(Records contained in a dataset)

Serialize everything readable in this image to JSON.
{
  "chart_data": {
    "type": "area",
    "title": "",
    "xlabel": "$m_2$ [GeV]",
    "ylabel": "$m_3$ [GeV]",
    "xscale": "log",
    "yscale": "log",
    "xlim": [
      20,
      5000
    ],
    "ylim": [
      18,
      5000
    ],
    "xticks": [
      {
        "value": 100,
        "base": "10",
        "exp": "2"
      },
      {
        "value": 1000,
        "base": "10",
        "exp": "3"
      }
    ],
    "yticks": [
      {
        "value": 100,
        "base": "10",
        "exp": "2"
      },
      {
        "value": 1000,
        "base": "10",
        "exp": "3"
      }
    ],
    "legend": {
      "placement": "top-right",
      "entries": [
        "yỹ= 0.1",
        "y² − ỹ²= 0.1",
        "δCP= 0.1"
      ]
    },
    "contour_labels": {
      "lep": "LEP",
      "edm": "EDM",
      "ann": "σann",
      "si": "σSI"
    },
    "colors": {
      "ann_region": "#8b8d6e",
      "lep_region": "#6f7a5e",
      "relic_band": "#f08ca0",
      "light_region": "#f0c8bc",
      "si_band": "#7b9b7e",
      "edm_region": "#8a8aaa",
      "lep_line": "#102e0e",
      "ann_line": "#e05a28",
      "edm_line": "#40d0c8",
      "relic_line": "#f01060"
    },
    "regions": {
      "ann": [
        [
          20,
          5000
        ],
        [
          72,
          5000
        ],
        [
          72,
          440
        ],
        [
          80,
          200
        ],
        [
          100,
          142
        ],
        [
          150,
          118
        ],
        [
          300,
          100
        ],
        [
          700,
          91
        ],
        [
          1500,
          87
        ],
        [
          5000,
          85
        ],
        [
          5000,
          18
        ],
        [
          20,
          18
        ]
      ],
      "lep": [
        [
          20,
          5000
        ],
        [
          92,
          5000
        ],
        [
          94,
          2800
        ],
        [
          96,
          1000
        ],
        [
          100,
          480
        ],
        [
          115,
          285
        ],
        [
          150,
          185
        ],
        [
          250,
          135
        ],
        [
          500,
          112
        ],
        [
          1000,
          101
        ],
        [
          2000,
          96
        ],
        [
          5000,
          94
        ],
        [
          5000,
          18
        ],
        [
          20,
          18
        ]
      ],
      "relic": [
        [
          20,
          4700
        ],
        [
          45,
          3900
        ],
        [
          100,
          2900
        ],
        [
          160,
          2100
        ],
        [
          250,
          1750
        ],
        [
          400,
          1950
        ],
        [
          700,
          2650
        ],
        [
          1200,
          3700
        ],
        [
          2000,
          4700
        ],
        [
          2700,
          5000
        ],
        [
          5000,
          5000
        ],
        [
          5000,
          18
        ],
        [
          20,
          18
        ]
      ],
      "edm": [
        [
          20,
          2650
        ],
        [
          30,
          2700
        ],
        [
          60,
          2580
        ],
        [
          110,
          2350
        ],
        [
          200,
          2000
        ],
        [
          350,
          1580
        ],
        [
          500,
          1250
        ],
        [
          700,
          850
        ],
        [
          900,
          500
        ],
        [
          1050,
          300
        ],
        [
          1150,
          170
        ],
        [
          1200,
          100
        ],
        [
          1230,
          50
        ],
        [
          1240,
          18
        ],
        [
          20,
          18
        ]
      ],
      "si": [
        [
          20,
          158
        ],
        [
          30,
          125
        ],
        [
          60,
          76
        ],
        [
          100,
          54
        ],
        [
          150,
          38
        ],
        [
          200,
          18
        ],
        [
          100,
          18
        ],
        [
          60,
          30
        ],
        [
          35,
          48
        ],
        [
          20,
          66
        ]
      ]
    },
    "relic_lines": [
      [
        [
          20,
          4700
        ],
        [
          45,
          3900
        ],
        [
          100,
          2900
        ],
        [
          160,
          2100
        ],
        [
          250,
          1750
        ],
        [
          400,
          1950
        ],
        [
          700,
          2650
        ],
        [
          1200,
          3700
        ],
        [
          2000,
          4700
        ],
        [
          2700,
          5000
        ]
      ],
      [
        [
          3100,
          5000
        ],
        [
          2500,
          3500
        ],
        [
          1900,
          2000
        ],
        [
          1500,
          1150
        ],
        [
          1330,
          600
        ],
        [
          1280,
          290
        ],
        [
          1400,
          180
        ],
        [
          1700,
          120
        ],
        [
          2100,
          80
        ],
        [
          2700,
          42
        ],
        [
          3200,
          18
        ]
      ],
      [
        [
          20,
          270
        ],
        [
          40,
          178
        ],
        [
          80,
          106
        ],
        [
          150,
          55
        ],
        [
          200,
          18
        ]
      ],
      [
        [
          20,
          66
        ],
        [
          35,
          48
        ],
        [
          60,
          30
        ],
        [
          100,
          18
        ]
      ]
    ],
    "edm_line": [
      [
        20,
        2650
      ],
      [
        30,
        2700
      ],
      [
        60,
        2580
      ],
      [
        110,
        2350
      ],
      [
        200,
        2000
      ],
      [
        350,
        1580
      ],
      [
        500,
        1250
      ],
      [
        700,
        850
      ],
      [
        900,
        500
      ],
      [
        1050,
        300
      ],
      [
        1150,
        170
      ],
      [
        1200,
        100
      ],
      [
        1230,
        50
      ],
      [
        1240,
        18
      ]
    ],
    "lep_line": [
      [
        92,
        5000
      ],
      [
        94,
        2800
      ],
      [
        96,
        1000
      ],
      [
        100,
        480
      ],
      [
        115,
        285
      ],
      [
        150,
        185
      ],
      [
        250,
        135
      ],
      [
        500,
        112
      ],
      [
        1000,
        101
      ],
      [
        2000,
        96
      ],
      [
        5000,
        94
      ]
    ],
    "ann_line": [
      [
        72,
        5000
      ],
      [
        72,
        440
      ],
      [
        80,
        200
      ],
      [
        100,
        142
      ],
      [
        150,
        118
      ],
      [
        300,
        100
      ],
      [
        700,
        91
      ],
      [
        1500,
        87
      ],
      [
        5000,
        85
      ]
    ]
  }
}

§ PROMPT
Every record should be given again exactly.

§ TASK ANSWER
Serialize everything readable in this image to JSON.
{
  "chart_data": {
    "type": "area",
    "title": "",
    "xlabel": "$m_2$ [GeV]",
    "ylabel": "$m_3$ [GeV]",
    "xscale": "log",
    "yscale": "log",
    "xlim": [
      20,
      5000
    ],
    "ylim": [
      18,
      5000
    ],
    "xticks": [
      {
        "value": 100,
        "base": "10",
        "exp": "2"
      },
      {
        "value": 1000,
        "base": "10",
        "exp": "3"
      }
    ],
    "yticks": [
      {
        "value": 100,
        "base": "10",
        "exp": "2"
      },
      {
        "value": 1000,
        "base": "10",
        "exp": "3"
      }
    ],
    "legend": {
      "placement": "top-right",
      "entries": [
        "yỹ= 0.1",
        "y² − ỹ²= 0.1",
        "δCP= 0.1"
      ]
    },
    "contour_labels": {
      "lep": "LEP",
      "edm": "EDM",
      "ann": "σann",
      "si": "σSI"
    },
    "colors": {
      "ann_region": "#8b8d6e",
      "lep_region": "#6f7a5e",
      "relic_band": "#f08ca0",
      "light_region": "#f0c8bc",
      "si_band": "#7b9b7e",
      "edm_region": "#8a8aaa",
      "lep_line": "#102e0e",
      "ann_line": "#e05a28",
      "edm_line": "#40d0c8",
      "relic_line": "#f01060"
    },
    "regions": {
      "ann": [
        [
          20,
          5000
        ],
        [
          72,
          5000
        ],
        [
          72,
          440
        ],
        [
          80,
          200
        ],
        [
          100,
          142
        ],
        [
          150,
          118
        ],
        [
          300,
          100
        ],
        [
          700,
          91
        ],
        [
          1500,
          87
        ],
        [
          5000,
          85
        ],
        [
          5000,
          18
        ],
        [
          20,
          18
        ]
      ],
      "lep": [
        [
          20,
          5000
        ],
        [
          92,
          5000
        ],
        [
          94,
          2800
        ],
        [
          96,
          1000
        ],
        [
          100,
          480
        ],
        [
          115,
          285
        ],
        [
          150,
          185
        ],
        [
          250,
          135
        ],
        [
          500,
          112
        ],
        [
          1000,
          101
        ],
        [
          2000,
          96
        ],
        [
          5000,
          94
        ],
        [
          5000,
          18
        ],
        [
          20,
          18
        ]
      ],
      "relic": [
        [
          20,
          4700
        ],
        [
          45,
          3900
        ],
        [
          100,
          2900
        ],
        [
          160,
          2100
        ],
        [
          250,
          1750
        ],
        [
          400,
          1950
        ],
        [
          700,
          2650
        ],
        [
          1200,
          3700
        ],
        [
          2000,
          4700
        ],
        [
          2700,
          5000
        ],
        [
          5000,
          5000
        ],
        [
          5000,
          18
        ],
        [
          20,
          18
        ]
      ],
      "edm": [
        [
          20,
          2650
        ],
        [
          30,
          2700
        ],
        [
          60,
          2580
        ],
        [
          110,
          2350
        ],
        [
          200,
          2000
        ],
        [
          350,
          1580
        ],
        [
          500,
          1250
        ],
        [
          700,
          850
        ],
        [
          900,
          500
        ],
        [
          1050,
          300
        ],
        [
          1150,
          170
        ],
        [
          1200,
          100
        ],
        [
          1230,
          50
        ],
        [
          1240,
          18
        ],
        [
          20,
          18
        ]
      ],
      "si": [
        [
          20,
          158
        ],
        [
          30,
          125
        ],
        [
          60,
          76
        ],
        [
          100,
          54
        ],
        [
          150,
          38
        ],
        [
          200,
          18
        ],
        [
          100,
          18
        ],
        [
          60,
          30
        ],
        [
          35,
          48
        ],
        [
          20,
          66
        ]
      ]
    },
    "relic_lines": [
      [
        [
          20,
          4700
        ],
        [
          45,
          3900
        ],
        [
          100,
          2900
        ],
        [
          160,
          2100
        ],
        [
          250,
          1750
        ],
        [
          400,
          1950
        ],
        [
          700,
          2650
        ],
        [
          1200,
          3700
        ],
        [
          2000,
          4700
        ],
        [
          2700,
          5000
        ]
      ],
      [
        [
          3100,
          5000
        ],
        [
          2500,
          3500
        ],
        [
          1900,
          2000
        ],
        [
          1500,
          1150
        ],
        [
          1330,
          600
        ],
        [
          1280,
          290
        ],
        [
          1400,
          180
        ],
        [
          1700,
          120
        ],
        [
          2100,
          80
        ],
        [
          2700,
          42
        ],
        [
          3200,
          18
        ]
      ],
      [
        [
          20,
          270
        ],
        [
          40,
          178
        ],
        [
          80,
          106
        ],
        [
          150,
          55
        ],
        [
          200,
          18
        ]
      ],
      [
        [
          20,
          66
        ],
        [
          35,
          48
        ],
        [
          60,
          30
        ],
        [
          100,
          18
        ]
      ]
    ],
    "edm_line": [
      [
        20,
        2650
      ],
      [
        30,
        2700
      ],
      [
        60,
        2580
      ],
      [
        110,
        2350
      ],
      [
        200,
        2000
      ],
      [
        350,
        1580
      ],
      [
        500,
        1250
      ],
      [
        700,
        850
      ],
      [
        900,
        500
      ],
      [
        1050,
        300
      ],
      [
        1150,
        170
      ],
      [
        1200,
        100
      ],
      [
        1230,
        50
      ],
      [
        1240,
        18
      ]
    ],
    "lep_line": [
      [
        92,
        5000
      ],
      [
        94,
        2800
      ],
      [
        96,
        1000
      ],
      [
        100,
        480
      ],
      [
        115,
        285
      ],
      [
        150,
        185
      ],
      [
        250,
        135
      ],
      [
        500,
        112
      ],
      [
        1000,
        101
      ],
      [
        2000,
        96
      ],
      [
        5000,
        94
      ]
    ],
    "ann_line": [
      [
        72,
        5000
      ],
      [
        72,
        440
      ],
      [
        80,
        200
      ],
      [
        100,
        142
      ],
      [
        150,
        118
      ],
      [
        300,
        100
      ],
      [
        700,
        91
      ],
      [
        1500,
        87
      ],
      [
        5000,
        85
      ]
    ]
  }
}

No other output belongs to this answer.